**What is required:** Take from the listing each line that has the string "text".

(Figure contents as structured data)
<<<<

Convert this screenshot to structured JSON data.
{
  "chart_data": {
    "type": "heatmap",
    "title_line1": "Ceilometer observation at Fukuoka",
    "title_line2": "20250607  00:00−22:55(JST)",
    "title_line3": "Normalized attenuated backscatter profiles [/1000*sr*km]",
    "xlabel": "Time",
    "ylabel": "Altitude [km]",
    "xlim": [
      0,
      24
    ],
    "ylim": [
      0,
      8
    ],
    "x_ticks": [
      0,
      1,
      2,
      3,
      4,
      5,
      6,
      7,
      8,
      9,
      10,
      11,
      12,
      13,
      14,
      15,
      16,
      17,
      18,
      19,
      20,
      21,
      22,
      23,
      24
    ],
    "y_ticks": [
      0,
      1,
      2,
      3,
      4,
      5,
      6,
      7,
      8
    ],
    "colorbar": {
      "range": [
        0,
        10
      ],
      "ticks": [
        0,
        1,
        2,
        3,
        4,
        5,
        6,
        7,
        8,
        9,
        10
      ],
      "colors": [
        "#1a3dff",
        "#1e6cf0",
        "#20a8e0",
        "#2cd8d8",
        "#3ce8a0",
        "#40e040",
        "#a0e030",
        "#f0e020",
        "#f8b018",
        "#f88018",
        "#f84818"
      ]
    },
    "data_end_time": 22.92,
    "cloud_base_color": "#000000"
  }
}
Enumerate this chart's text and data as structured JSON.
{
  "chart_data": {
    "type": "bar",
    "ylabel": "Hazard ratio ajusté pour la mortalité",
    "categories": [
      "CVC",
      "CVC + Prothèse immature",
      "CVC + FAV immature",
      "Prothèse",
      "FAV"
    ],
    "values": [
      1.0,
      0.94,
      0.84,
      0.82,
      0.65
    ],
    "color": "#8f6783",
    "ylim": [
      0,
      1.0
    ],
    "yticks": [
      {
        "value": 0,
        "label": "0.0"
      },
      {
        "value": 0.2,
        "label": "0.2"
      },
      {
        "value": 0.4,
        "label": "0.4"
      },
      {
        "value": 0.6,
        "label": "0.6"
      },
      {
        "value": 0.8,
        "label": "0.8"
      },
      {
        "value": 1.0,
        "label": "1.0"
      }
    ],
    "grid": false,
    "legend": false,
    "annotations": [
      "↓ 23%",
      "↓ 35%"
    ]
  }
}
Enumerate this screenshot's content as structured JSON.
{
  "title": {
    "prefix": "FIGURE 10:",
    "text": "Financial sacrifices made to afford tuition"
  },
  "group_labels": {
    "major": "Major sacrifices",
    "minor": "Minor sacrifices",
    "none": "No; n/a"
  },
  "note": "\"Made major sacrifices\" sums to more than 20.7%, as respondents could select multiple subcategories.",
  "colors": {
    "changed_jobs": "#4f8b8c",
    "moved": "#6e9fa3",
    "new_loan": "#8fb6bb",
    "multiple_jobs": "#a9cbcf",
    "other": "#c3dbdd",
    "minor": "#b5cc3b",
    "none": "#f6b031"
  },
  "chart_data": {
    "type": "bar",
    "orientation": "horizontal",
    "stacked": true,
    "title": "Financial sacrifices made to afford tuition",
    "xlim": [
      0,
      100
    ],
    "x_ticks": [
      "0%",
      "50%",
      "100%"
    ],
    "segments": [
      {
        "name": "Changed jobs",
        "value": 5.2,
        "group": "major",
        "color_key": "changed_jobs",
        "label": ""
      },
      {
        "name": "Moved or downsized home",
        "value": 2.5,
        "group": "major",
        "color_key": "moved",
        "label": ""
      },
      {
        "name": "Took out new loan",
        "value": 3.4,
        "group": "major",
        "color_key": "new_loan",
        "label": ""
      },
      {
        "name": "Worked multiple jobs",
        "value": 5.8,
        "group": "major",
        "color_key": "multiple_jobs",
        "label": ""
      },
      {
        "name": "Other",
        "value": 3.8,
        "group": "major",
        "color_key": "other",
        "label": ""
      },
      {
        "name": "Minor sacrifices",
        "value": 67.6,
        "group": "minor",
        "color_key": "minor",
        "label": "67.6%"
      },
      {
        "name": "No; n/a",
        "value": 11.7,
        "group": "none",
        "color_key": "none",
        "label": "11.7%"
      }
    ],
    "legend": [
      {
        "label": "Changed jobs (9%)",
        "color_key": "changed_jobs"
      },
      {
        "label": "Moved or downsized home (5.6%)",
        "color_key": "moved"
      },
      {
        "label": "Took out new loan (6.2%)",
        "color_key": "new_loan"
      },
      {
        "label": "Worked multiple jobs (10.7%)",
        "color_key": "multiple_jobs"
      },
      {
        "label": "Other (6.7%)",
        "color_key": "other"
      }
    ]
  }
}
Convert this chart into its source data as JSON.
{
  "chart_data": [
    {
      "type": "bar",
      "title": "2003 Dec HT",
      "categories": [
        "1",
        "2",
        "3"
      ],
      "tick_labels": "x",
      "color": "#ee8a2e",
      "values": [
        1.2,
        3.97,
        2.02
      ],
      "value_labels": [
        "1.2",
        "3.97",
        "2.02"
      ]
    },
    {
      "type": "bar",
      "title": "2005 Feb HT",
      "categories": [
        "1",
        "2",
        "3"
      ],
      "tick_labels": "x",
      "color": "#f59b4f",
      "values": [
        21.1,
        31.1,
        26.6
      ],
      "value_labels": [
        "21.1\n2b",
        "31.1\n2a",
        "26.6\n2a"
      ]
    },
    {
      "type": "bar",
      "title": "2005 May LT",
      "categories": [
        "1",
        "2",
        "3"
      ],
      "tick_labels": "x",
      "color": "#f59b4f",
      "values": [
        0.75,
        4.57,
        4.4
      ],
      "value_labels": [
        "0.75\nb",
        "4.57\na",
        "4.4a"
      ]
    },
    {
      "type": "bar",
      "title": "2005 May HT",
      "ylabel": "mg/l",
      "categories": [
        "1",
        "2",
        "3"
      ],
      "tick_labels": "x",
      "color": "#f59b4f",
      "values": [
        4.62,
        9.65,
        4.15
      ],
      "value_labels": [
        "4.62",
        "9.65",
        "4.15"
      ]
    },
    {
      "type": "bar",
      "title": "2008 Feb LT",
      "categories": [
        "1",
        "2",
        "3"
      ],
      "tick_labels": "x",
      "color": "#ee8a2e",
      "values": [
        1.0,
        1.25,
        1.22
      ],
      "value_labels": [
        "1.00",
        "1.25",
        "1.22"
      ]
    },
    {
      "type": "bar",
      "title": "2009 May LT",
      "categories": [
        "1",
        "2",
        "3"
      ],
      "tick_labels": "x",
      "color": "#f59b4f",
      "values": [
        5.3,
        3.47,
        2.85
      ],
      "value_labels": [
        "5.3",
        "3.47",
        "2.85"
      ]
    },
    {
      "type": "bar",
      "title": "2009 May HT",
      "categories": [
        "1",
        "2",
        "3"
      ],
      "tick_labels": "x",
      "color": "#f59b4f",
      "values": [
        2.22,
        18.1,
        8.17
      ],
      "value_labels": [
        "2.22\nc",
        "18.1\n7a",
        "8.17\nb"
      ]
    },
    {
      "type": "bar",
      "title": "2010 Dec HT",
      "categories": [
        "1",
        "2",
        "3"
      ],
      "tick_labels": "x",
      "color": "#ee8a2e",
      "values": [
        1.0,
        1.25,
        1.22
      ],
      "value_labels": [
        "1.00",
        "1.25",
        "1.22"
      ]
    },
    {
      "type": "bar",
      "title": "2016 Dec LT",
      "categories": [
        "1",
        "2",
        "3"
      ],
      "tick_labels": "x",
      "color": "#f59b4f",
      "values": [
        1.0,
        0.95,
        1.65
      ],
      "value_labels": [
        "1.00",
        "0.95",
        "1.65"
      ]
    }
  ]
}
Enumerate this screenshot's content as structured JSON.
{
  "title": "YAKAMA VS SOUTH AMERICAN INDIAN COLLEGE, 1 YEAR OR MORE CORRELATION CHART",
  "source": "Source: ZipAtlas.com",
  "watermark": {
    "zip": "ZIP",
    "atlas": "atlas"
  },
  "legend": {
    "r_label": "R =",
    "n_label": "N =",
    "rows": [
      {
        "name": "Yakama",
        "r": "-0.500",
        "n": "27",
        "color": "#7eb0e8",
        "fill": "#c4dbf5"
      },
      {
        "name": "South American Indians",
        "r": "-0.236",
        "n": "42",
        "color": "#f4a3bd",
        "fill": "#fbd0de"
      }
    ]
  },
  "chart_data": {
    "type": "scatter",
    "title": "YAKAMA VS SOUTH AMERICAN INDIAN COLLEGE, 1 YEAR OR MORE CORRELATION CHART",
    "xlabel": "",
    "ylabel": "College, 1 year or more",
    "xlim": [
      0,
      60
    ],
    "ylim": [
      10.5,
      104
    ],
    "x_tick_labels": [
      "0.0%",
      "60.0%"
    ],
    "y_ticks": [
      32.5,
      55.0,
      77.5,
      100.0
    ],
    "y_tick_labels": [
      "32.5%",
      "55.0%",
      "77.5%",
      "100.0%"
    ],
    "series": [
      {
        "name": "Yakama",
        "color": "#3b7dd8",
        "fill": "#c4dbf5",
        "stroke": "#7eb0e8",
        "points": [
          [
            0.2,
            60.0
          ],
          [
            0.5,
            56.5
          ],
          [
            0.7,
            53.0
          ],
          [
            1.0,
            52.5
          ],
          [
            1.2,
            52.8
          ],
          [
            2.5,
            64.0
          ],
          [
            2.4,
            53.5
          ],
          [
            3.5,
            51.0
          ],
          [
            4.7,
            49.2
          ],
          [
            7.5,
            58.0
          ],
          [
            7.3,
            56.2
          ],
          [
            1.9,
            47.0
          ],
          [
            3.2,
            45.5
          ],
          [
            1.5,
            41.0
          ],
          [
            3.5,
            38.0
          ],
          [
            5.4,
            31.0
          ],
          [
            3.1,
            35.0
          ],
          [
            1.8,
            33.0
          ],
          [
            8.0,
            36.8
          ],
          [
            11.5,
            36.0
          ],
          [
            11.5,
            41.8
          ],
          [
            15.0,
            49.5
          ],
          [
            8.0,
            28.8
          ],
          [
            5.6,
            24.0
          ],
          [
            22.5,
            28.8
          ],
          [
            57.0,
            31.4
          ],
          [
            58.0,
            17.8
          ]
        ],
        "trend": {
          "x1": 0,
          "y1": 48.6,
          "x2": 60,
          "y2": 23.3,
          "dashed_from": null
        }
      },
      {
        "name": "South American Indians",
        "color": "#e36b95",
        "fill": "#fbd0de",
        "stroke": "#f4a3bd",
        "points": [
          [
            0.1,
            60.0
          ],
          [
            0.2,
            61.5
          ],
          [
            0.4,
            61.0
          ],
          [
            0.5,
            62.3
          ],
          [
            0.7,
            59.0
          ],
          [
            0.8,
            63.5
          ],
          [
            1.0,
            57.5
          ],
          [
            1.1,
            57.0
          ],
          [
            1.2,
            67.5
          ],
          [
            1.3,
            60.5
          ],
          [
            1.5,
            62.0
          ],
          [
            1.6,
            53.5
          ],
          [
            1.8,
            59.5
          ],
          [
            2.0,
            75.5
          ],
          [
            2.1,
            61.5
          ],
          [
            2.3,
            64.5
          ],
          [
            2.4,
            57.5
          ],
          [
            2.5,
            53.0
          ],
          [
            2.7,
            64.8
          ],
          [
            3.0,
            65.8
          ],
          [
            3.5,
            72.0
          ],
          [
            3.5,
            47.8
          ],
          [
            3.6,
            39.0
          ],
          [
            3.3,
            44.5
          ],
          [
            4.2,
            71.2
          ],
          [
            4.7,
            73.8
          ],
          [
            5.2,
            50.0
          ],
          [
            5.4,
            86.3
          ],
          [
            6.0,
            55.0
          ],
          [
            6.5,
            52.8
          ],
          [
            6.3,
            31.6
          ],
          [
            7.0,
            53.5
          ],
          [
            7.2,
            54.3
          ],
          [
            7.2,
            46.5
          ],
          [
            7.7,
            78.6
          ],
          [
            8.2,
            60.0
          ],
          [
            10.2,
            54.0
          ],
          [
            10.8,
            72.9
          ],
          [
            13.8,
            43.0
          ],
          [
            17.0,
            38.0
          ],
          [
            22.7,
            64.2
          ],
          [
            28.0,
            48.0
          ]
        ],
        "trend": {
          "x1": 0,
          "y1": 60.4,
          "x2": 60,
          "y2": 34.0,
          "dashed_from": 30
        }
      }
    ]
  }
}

>>>>

**Exercise response:**
Enumerate this chart's text and data as structured JSON.
    "text": "Financial sacrifices made to afford tuition"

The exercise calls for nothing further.